Recorded data
######

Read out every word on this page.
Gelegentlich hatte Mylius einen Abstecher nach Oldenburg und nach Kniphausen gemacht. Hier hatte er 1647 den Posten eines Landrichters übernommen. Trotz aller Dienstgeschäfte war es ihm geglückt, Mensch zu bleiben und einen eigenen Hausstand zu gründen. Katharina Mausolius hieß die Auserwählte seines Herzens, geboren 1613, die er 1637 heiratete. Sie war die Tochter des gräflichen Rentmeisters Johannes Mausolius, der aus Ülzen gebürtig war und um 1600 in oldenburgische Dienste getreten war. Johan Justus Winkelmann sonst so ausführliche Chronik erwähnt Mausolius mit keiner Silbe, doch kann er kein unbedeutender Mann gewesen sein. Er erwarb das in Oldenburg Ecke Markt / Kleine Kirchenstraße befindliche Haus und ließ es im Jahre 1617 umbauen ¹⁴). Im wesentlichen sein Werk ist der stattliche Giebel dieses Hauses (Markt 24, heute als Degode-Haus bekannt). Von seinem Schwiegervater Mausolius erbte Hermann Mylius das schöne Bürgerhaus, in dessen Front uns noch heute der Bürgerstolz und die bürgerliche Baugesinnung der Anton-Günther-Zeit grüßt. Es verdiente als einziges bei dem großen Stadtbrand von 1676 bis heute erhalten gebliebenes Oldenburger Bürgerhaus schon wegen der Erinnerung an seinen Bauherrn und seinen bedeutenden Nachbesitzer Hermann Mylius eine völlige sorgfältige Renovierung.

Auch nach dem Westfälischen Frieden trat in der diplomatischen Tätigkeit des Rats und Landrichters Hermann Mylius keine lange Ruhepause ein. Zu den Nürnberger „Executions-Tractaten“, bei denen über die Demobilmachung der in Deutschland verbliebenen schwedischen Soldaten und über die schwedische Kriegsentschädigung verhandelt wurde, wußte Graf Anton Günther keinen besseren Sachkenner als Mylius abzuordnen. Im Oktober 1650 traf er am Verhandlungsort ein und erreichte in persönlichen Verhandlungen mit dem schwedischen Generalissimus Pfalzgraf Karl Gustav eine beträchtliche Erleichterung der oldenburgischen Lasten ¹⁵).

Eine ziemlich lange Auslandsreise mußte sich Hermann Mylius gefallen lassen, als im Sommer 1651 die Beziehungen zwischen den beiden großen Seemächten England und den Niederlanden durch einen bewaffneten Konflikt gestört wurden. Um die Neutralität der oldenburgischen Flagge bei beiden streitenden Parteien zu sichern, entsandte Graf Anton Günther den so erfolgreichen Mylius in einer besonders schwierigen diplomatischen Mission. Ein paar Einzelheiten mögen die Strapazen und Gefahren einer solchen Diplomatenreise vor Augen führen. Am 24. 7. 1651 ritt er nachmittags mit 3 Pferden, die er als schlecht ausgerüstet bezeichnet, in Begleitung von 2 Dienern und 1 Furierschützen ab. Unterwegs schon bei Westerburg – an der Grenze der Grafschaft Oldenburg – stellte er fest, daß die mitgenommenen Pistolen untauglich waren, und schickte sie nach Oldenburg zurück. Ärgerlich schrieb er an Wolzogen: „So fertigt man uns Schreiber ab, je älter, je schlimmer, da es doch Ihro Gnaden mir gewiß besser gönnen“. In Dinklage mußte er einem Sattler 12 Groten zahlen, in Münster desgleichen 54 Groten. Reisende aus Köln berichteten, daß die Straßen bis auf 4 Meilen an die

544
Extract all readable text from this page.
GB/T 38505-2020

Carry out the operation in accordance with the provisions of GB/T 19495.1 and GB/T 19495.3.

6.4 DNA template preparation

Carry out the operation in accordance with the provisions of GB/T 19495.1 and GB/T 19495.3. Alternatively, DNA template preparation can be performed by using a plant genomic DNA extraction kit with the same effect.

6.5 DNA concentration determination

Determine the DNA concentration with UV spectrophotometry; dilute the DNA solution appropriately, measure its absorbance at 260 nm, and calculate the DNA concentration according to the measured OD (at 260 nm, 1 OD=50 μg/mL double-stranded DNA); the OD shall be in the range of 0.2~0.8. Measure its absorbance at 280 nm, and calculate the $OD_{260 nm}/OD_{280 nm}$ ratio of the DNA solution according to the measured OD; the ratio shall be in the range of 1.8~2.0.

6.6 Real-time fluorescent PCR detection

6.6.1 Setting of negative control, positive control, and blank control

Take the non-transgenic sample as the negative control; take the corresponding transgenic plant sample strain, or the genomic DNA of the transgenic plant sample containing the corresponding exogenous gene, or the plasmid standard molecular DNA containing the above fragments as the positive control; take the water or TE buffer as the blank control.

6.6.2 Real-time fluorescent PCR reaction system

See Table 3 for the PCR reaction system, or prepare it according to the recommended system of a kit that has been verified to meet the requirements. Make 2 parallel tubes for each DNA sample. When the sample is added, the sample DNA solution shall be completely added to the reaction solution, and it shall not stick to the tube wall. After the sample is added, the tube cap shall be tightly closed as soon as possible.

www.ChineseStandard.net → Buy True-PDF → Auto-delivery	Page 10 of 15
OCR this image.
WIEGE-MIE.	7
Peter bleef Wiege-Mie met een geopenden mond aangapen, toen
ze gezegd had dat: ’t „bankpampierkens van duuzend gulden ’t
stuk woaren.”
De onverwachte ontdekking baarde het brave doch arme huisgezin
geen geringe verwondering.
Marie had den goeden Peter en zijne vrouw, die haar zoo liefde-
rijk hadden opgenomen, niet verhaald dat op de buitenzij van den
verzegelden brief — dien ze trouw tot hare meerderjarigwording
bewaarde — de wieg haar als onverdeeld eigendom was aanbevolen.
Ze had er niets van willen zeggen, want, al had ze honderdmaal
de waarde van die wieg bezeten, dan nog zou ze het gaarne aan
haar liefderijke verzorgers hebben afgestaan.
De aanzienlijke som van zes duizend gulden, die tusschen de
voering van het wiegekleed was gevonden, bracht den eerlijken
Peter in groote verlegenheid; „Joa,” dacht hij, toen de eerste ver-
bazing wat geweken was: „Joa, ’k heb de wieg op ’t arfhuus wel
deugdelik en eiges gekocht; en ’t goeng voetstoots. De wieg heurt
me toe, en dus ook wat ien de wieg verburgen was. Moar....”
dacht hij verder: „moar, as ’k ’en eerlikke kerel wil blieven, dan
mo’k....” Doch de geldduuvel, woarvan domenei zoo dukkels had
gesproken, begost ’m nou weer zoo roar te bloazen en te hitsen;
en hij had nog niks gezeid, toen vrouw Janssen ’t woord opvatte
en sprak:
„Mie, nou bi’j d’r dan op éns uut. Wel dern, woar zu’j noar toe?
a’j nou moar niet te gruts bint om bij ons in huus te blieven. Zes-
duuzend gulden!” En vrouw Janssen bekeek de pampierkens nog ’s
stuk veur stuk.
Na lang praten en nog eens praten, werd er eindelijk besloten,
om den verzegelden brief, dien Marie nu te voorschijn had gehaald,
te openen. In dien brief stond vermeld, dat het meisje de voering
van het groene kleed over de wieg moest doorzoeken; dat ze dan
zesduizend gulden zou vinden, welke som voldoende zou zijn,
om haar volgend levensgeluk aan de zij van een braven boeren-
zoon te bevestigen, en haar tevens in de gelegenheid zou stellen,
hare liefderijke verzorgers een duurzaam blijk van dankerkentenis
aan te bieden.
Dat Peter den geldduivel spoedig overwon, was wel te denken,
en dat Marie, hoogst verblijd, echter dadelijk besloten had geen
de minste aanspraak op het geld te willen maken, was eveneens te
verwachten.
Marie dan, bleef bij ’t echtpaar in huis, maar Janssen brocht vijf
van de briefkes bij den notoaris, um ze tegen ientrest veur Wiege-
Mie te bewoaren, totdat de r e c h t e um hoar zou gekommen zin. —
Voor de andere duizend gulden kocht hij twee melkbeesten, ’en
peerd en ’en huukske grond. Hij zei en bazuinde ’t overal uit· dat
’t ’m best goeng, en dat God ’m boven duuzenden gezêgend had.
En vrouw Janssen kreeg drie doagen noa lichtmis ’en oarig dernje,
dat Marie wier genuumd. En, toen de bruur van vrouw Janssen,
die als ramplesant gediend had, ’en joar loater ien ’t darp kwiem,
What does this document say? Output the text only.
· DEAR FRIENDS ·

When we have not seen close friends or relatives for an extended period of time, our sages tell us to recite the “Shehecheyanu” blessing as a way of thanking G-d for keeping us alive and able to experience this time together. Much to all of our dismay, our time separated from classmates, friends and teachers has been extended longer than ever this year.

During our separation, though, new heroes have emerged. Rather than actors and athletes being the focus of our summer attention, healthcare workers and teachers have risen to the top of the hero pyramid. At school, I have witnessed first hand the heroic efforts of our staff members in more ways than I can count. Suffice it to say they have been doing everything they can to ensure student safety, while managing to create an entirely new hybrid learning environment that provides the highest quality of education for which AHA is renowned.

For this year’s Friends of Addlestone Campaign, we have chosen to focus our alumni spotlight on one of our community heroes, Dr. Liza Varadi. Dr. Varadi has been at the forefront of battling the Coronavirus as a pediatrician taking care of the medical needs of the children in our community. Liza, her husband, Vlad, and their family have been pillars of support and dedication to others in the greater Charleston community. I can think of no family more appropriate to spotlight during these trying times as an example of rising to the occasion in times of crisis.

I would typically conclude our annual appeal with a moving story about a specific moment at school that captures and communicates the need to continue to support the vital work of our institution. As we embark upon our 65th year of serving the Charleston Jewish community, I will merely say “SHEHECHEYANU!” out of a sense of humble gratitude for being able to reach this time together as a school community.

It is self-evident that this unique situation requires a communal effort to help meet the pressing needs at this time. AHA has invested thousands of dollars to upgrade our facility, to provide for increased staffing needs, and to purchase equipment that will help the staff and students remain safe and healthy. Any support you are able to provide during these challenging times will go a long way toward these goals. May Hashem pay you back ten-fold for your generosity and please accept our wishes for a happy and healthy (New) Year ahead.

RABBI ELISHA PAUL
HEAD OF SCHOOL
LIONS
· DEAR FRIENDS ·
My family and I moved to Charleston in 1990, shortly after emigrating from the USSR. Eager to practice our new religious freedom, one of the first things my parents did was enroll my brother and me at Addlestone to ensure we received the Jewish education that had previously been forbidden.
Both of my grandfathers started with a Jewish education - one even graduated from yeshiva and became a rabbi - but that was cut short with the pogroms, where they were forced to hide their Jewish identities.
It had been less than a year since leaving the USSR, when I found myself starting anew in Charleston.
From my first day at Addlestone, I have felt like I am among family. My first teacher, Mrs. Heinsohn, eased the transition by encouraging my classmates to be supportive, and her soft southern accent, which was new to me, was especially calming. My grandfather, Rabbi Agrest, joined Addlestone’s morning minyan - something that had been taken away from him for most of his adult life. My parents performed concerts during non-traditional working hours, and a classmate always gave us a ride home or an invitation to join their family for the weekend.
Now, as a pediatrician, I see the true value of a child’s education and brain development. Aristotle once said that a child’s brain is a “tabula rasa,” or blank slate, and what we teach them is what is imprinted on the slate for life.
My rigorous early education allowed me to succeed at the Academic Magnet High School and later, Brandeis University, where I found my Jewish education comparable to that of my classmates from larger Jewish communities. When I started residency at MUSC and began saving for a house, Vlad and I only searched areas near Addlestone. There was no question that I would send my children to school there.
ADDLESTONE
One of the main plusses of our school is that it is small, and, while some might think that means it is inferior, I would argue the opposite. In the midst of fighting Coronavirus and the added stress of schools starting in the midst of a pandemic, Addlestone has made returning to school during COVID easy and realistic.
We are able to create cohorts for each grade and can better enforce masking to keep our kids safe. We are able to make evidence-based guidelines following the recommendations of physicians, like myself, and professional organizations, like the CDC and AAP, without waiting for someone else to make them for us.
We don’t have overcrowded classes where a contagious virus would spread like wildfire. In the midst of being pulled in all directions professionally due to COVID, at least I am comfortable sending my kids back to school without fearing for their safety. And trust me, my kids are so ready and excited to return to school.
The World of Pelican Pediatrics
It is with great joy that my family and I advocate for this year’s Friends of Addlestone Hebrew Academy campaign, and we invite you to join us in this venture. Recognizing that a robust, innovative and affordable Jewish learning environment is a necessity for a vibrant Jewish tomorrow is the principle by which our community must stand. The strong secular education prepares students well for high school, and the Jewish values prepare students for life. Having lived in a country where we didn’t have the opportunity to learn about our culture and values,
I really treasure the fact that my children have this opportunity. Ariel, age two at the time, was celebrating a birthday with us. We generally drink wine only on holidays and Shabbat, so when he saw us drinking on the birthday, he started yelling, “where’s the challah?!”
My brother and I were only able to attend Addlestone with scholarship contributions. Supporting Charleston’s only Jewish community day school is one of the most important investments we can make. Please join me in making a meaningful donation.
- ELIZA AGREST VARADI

######

- **TASK DESCRIPTION**: Show the lines of the records that include the string "template".

- **RESULT BELOW**:
6.4 DNA template preparation
Carry out the operation in accordance with the provisions of GB/T 19495.1 and GB/T 19495.3. Alternatively, DNA template preparation can be performed by using a plant genomic DNA extraction kit with the same effect.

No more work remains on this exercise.